▶ **EXCERPTED TEXT**
☆ ☆ ☆ ☆
Attached files

file filename
8-K - FORM 8-K - Yuma Energy, Inc.v56932e8vk.htm
EXHIBIT 99.1
PURCHASE AND SALE AGREEMENT
     PYRAMID OIL COMPANY, a California corporation (“Seller”), and BARRY SWITZER FAMILY, L.L.C., an Oklahoma limited liability company, whose address is 700 W. Timberdell Rd., Norman, Oklahoma 73072 and HUNTER MILLER FAMILY, L.L.C., an Oklahoma limited liability company, whose address is 2221 W. Lindsey Street, Suite 201, Norman, Oklahoma 73069 (collectively “Buyers”), agree this 28th day of July, 2010, as follows:
     1. The Working Interest. Seller represents and warrants that Seller owns a 12.5% working interest (subject to the prior conveyance by Seller pursuant to the UGC Farmout Agreement, defined below) in the following real and personal property (collectively called the “Assets”):
(i) that certain Oil and Gas Lease (the “Franklin Lease”) dated June 20, 2007, by and between Minerva S. McCelvey, et al, as lessor and Continental Land Resources, LLC, as Lessee, a memorandum of which is recorded in Volume 453, Page 175 of the Deed Records of McMullen County, Texas, covering 2715.90 acres of land in McMullen County, Texas, as amended by First Amendment dated as of November 19, 2009, recorded in Volume 1477, Page 461 of the Deed Records of McMullen County, Texas; (ii) that certain Oil and Gas Lease (the “Mason Lease”) dated May 23, 2007, by and between Alberta Martin Mason, et al, as lessor and Continental Land Resources, L.L.C., a memorandum of which is recorded in Volume 453, Page 178 of the Deed Records of McMullen County, Texas, covering 2987.18 acres of land in McMullen County, Texas, (the Franklin Lease and the Mason Lease being sometimes collectively referred to herein as the “Leases”); and (iii) the equipment and personal property associated with the Leases;
     Subject to the terms and provisions of the following instruments and agreements, to the extent that such terms and provisions relate to the Leases:
     (1) That certain Exploration Agreement dated August 30, 2007, by and between Foxborough Energy Company, L.L.C., Lara Energy, Inc. and J&P Family Properties, Ltd. (collectively “Foxborough, et. al.”) and Commonwealth Investment Corporation (“Commonwealth”), as amended by the Cross Conveyance and Stipulation dated August 31, 2009 (such agreement, as amended, hereinafter referred to as the “Exploration Agreement”);
     (2) That certain Farmout Agreement (the “UGC Farmout Agreement”) dated August 31, 2009, by and between Grantor and others, as farmors, and Union Gas Corporation, as farmee; as amended by First Amendment dated as of March 1, 2010; and
     (3) That certain Joint Operating Agreement dated August 31, 2009, by and between Union Gas Operating Company, as operator, and Grantor and others as non-operators.
☆ ☆ ☆ ☆
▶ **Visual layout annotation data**
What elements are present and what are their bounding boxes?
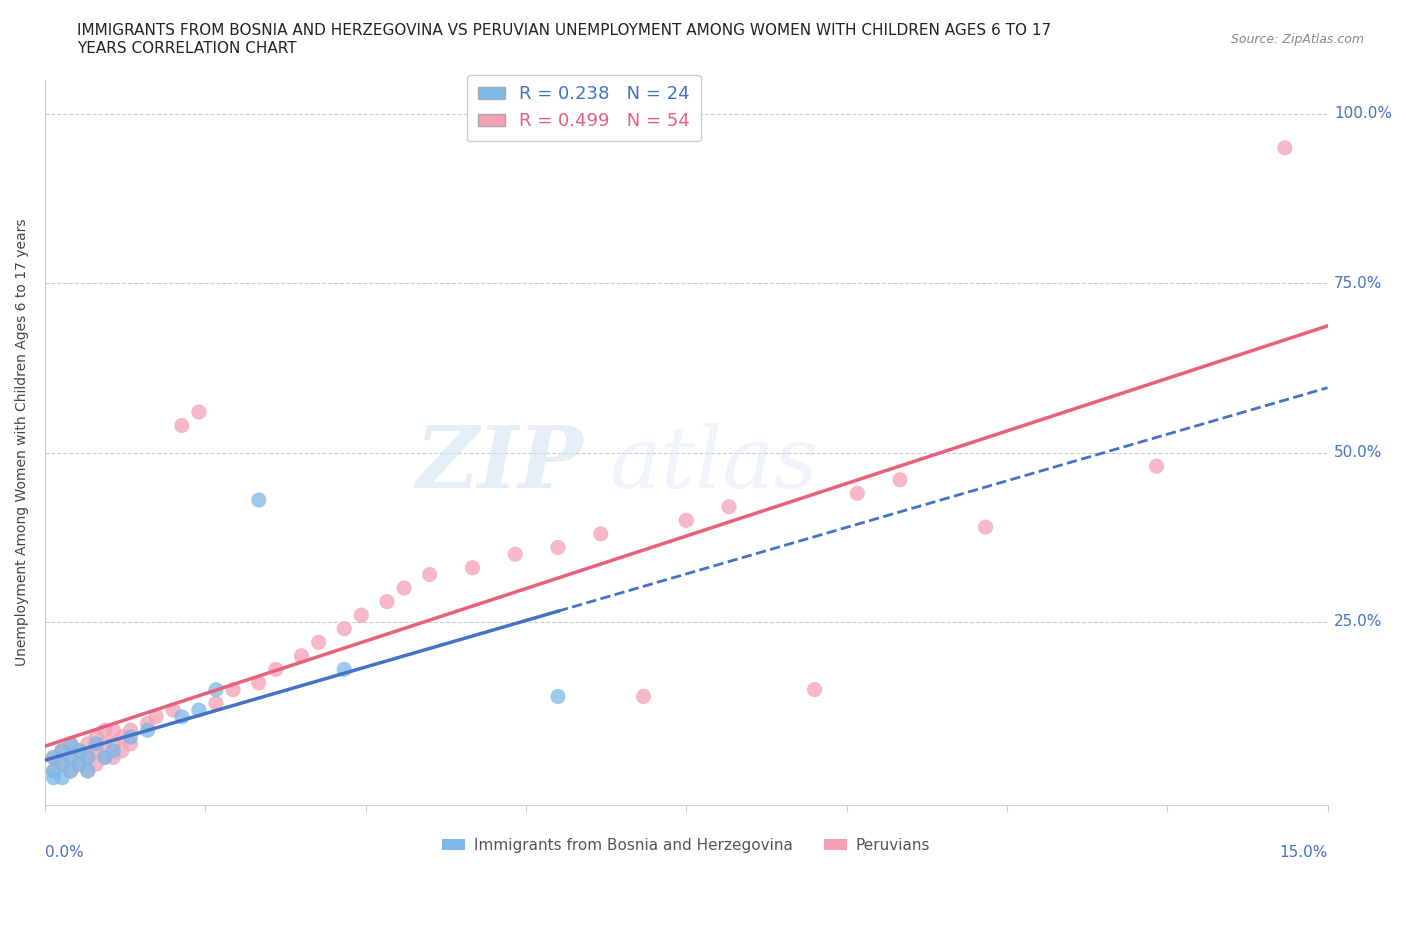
Text: Source: ZipAtlas.com: Source: ZipAtlas.com [1230, 33, 1364, 46]
Text: 0.0%: 0.0% [45, 844, 84, 859]
Point [162, 702, 184, 717]
Point [51, 743, 73, 758]
Point [111, 743, 134, 758]
Text: 25.0%: 25.0% [1334, 615, 1382, 630]
Point [675, 513, 697, 528]
Point [67, 743, 90, 758]
Point [51, 770, 73, 785]
Point [333, 621, 356, 636]
Point [290, 648, 312, 663]
Point [889, 472, 911, 487]
Point [76, 750, 98, 764]
Point [803, 683, 825, 698]
Point [42, 750, 65, 764]
Point [42, 750, 65, 764]
Point [84, 730, 107, 745]
Point [264, 662, 287, 677]
Point [633, 689, 655, 704]
Point [547, 689, 569, 704]
Point [103, 743, 125, 758]
Point [375, 594, 398, 609]
Point [59, 750, 82, 764]
Point [170, 418, 193, 433]
Point [120, 723, 142, 737]
Text: atlas: atlas [609, 423, 818, 506]
Point [187, 702, 209, 717]
Point [846, 485, 869, 500]
Point [136, 723, 159, 737]
Point [170, 710, 193, 724]
Point [76, 737, 98, 751]
Point [59, 764, 82, 778]
Point [59, 750, 82, 764]
Point [103, 737, 125, 751]
Point [974, 520, 997, 535]
Point [76, 750, 98, 764]
Point [51, 757, 73, 772]
Point [718, 499, 741, 514]
Point [350, 607, 373, 622]
Point [1274, 140, 1296, 155]
Point [84, 757, 107, 772]
Point [589, 526, 612, 541]
Point [76, 764, 98, 778]
Point [503, 547, 526, 562]
Point [392, 580, 415, 595]
Point [67, 757, 90, 772]
Text: 15.0%: 15.0% [1279, 844, 1327, 859]
Point [94, 723, 117, 737]
Point [547, 540, 569, 555]
Point [42, 764, 65, 778]
Y-axis label: Unemployment Among Women with Children Ages 6 to 17 years: Unemployment Among Women with Children A… [15, 219, 30, 666]
Point [145, 710, 167, 724]
Point [333, 662, 356, 677]
Point [103, 723, 125, 737]
Point [59, 737, 82, 751]
Point [42, 764, 65, 778]
Point [247, 675, 270, 690]
Point [51, 757, 73, 772]
Point [67, 743, 90, 758]
Point [84, 743, 107, 758]
Point [94, 750, 117, 764]
Point [59, 764, 82, 778]
Point [94, 737, 117, 751]
Text: 100.0%: 100.0% [1334, 106, 1392, 122]
Point [51, 743, 73, 758]
Point [120, 737, 142, 751]
Point [42, 770, 65, 785]
Point [461, 560, 484, 575]
Point [76, 764, 98, 778]
Point [187, 405, 209, 419]
Point [205, 683, 228, 698]
Point [111, 730, 134, 745]
Point [419, 567, 441, 582]
Text: 75.0%: 75.0% [1334, 276, 1382, 291]
Point [120, 730, 142, 745]
Point [103, 750, 125, 764]
Point [67, 757, 90, 772]
Point [94, 750, 117, 764]
Legend: Immigrants from Bosnia and Herzegovina, Peruvians: Immigrants from Bosnia and Herzegovina, … [436, 831, 936, 858]
Point [205, 696, 228, 711]
Point [222, 683, 245, 698]
Point [84, 737, 107, 751]
Text: 50.0%: 50.0% [1334, 445, 1382, 460]
Text: ZIP: ZIP [416, 422, 583, 506]
Point [247, 493, 270, 508]
Point [308, 635, 330, 650]
Point [1146, 458, 1168, 473]
Point [59, 737, 82, 751]
Text: IMMIGRANTS FROM BOSNIA AND HERZEGOVINA VS PERUVIAN UNEMPLOYMENT AMONG WOMEN WITH: IMMIGRANTS FROM BOSNIA AND HERZEGOVINA V… [77, 23, 1052, 56]
Point [136, 716, 159, 731]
☆ ☆ ☆ ☆
▶ **STATED PROBLEM**
According to the purchase and sale agreement, how many acres of land in McMullen County, Texas does the Mason Lease cover?

▶ **FULL OUTPUT**
2987.18 acres